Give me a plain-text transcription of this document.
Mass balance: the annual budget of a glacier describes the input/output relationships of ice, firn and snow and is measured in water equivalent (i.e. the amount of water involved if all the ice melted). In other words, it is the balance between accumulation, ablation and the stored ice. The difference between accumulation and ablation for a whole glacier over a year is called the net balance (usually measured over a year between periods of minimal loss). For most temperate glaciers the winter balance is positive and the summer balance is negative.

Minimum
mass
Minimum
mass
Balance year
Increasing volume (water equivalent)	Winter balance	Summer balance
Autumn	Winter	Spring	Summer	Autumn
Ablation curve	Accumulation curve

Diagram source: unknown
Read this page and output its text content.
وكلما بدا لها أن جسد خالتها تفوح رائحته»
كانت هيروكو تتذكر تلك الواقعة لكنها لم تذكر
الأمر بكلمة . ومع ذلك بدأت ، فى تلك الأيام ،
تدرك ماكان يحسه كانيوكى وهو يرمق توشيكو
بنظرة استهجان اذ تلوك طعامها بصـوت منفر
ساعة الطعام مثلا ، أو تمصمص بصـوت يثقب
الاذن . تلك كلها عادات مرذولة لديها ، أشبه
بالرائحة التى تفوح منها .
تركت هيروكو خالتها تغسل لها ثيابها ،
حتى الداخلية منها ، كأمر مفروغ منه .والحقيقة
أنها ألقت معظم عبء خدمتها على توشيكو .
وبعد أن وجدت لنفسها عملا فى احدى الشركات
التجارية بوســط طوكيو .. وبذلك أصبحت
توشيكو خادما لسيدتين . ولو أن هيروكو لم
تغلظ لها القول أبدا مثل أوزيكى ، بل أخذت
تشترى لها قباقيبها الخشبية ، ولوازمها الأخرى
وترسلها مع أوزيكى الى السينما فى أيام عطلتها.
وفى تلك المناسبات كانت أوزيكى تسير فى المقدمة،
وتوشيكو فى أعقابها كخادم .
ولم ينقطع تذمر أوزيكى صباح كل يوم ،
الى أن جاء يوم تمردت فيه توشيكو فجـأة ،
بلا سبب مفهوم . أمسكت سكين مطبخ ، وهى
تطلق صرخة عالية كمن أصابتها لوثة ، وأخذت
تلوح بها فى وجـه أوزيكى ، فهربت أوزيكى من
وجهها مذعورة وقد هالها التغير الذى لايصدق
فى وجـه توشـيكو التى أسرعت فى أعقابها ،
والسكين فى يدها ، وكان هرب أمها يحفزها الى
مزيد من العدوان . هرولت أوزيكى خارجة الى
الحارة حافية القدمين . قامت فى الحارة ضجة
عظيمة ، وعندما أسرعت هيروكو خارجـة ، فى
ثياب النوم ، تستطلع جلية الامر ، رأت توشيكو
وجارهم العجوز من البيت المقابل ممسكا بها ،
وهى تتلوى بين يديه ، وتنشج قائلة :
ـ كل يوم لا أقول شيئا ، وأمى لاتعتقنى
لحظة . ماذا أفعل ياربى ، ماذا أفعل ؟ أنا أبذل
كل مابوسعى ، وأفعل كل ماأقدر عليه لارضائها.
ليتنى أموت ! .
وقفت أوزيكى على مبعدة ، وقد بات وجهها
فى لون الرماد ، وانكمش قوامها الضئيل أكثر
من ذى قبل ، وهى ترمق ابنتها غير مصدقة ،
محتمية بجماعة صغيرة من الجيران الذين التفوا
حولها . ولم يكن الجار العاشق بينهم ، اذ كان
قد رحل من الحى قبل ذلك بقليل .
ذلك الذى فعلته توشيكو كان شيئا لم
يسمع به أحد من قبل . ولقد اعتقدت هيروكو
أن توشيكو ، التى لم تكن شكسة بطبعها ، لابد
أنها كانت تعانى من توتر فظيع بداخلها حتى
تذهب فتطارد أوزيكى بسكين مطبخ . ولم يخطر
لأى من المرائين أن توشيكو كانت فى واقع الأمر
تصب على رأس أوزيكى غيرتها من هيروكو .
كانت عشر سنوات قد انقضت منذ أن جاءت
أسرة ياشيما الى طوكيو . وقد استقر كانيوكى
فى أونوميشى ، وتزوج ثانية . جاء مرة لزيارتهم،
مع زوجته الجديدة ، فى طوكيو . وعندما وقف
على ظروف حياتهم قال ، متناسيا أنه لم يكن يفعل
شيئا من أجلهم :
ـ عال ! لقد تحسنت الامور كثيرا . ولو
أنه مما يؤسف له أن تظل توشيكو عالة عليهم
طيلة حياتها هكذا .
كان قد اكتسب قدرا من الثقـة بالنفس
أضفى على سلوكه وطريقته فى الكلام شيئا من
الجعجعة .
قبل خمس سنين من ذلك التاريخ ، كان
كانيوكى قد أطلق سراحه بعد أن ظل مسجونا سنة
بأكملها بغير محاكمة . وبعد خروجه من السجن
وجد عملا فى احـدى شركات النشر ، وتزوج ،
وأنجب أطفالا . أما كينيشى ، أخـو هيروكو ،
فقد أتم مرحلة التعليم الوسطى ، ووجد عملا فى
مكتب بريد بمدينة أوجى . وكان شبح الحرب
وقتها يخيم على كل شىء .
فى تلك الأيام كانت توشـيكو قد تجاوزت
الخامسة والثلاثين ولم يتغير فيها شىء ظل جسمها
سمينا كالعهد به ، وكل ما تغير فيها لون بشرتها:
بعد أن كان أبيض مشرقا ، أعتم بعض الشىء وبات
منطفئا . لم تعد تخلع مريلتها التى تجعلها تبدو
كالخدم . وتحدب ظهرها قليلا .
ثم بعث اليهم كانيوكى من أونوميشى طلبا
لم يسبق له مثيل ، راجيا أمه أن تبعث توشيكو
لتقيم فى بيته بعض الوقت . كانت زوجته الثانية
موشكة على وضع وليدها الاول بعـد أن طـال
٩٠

■ Your instructions
Write every record out again, unaltered.

■ Correct answer
Give me a plain-text transcription of this document.
Mass balance: the annual budget of a glacier describes the input/output relationships of ice, firn and snow and is measured in water equivalent (i.e. the amount of water involved if all the ice melted). In other words, it is the balance between accumulation, ablation and the stored ice. The difference between accumulation and ablation for a whole glacier over a year is called the net balance (usually measured over a year between periods of minimal loss). For most temperate glaciers the winter balance is positive and the summer balance is negative.

Minimum
mass
Minimum
mass
Balance year
Increasing volume (water equivalent)	Winter balance	Summer balance
Autumn	Winter	Spring	Summer	Autumn
Ablation curve	Accumulation curve

Diagram source: unknown
Read this page and output its text content.
وكلما بدا لها أن جسد خالتها تفوح رائحته»
كانت هيروكو تتذكر تلك الواقعة لكنها لم تذكر
الأمر بكلمة . ومع ذلك بدأت ، فى تلك الأيام ،
تدرك ماكان يحسه كانيوكى وهو يرمق توشيكو
بنظرة استهجان اذ تلوك طعامها بصـوت منفر
ساعة الطعام مثلا ، أو تمصمص بصـوت يثقب
الاذن . تلك كلها عادات مرذولة لديها ، أشبه
بالرائحة التى تفوح منها .
تركت هيروكو خالتها تغسل لها ثيابها ،
حتى الداخلية منها ، كأمر مفروغ منه .والحقيقة
أنها ألقت معظم عبء خدمتها على توشيكو .
وبعد أن وجدت لنفسها عملا فى احدى الشركات
التجارية بوســط طوكيو .. وبذلك أصبحت
توشيكو خادما لسيدتين . ولو أن هيروكو لم
تغلظ لها القول أبدا مثل أوزيكى ، بل أخذت
تشترى لها قباقيبها الخشبية ، ولوازمها الأخرى
وترسلها مع أوزيكى الى السينما فى أيام عطلتها.
وفى تلك المناسبات كانت أوزيكى تسير فى المقدمة،
وتوشيكو فى أعقابها كخادم .
ولم ينقطع تذمر أوزيكى صباح كل يوم ،
الى أن جاء يوم تمردت فيه توشيكو فجـأة ،
بلا سبب مفهوم . أمسكت سكين مطبخ ، وهى
تطلق صرخة عالية كمن أصابتها لوثة ، وأخذت
تلوح بها فى وجـه أوزيكى ، فهربت أوزيكى من
وجهها مذعورة وقد هالها التغير الذى لايصدق
فى وجـه توشـيكو التى أسرعت فى أعقابها ،
والسكين فى يدها ، وكان هرب أمها يحفزها الى
مزيد من العدوان . هرولت أوزيكى خارجة الى
الحارة حافية القدمين . قامت فى الحارة ضجة
عظيمة ، وعندما أسرعت هيروكو خارجـة ، فى
ثياب النوم ، تستطلع جلية الامر ، رأت توشيكو
وجارهم العجوز من البيت المقابل ممسكا بها ،
وهى تتلوى بين يديه ، وتنشج قائلة :
ـ كل يوم لا أقول شيئا ، وأمى لاتعتقنى
لحظة . ماذا أفعل ياربى ، ماذا أفعل ؟ أنا أبذل
كل مابوسعى ، وأفعل كل ماأقدر عليه لارضائها.
ليتنى أموت ! .
وقفت أوزيكى على مبعدة ، وقد بات وجهها
فى لون الرماد ، وانكمش قوامها الضئيل أكثر
من ذى قبل ، وهى ترمق ابنتها غير مصدقة ،
محتمية بجماعة صغيرة من الجيران الذين التفوا
حولها . ولم يكن الجار العاشق بينهم ، اذ كان
قد رحل من الحى قبل ذلك بقليل .
ذلك الذى فعلته توشيكو كان شيئا لم
يسمع به أحد من قبل . ولقد اعتقدت هيروكو
أن توشيكو ، التى لم تكن شكسة بطبعها ، لابد
أنها كانت تعانى من توتر فظيع بداخلها حتى
تذهب فتطارد أوزيكى بسكين مطبخ . ولم يخطر
لأى من المرائين أن توشيكو كانت فى واقع الأمر
تصب على رأس أوزيكى غيرتها من هيروكو .
كانت عشر سنوات قد انقضت منذ أن جاءت
أسرة ياشيما الى طوكيو . وقد استقر كانيوكى
فى أونوميشى ، وتزوج ثانية . جاء مرة لزيارتهم،
مع زوجته الجديدة ، فى طوكيو . وعندما وقف
على ظروف حياتهم قال ، متناسيا أنه لم يكن يفعل
شيئا من أجلهم :
ـ عال ! لقد تحسنت الامور كثيرا . ولو
أنه مما يؤسف له أن تظل توشيكو عالة عليهم
طيلة حياتها هكذا .
كان قد اكتسب قدرا من الثقـة بالنفس
أضفى على سلوكه وطريقته فى الكلام شيئا من
الجعجعة .
قبل خمس سنين من ذلك التاريخ ، كان
كانيوكى قد أطلق سراحه بعد أن ظل مسجونا سنة
بأكملها بغير محاكمة . وبعد خروجه من السجن
وجد عملا فى احـدى شركات النشر ، وتزوج ،
وأنجب أطفالا . أما كينيشى ، أخـو هيروكو ،
فقد أتم مرحلة التعليم الوسطى ، ووجد عملا فى
مكتب بريد بمدينة أوجى . وكان شبح الحرب
وقتها يخيم على كل شىء .
فى تلك الأيام كانت توشـيكو قد تجاوزت
الخامسة والثلاثين ولم يتغير فيها شىء ظل جسمها
سمينا كالعهد به ، وكل ما تغير فيها لون بشرتها:
بعد أن كان أبيض مشرقا ، أعتم بعض الشىء وبات
منطفئا . لم تعد تخلع مريلتها التى تجعلها تبدو
كالخدم . وتحدب ظهرها قليلا .
ثم بعث اليهم كانيوكى من أونوميشى طلبا
لم يسبق له مثيل ، راجيا أمه أن تبعث توشيكو
لتقيم فى بيته بعض الوقت . كانت زوجته الثانية
موشكة على وضع وليدها الاول بعـد أن طـال
٩٠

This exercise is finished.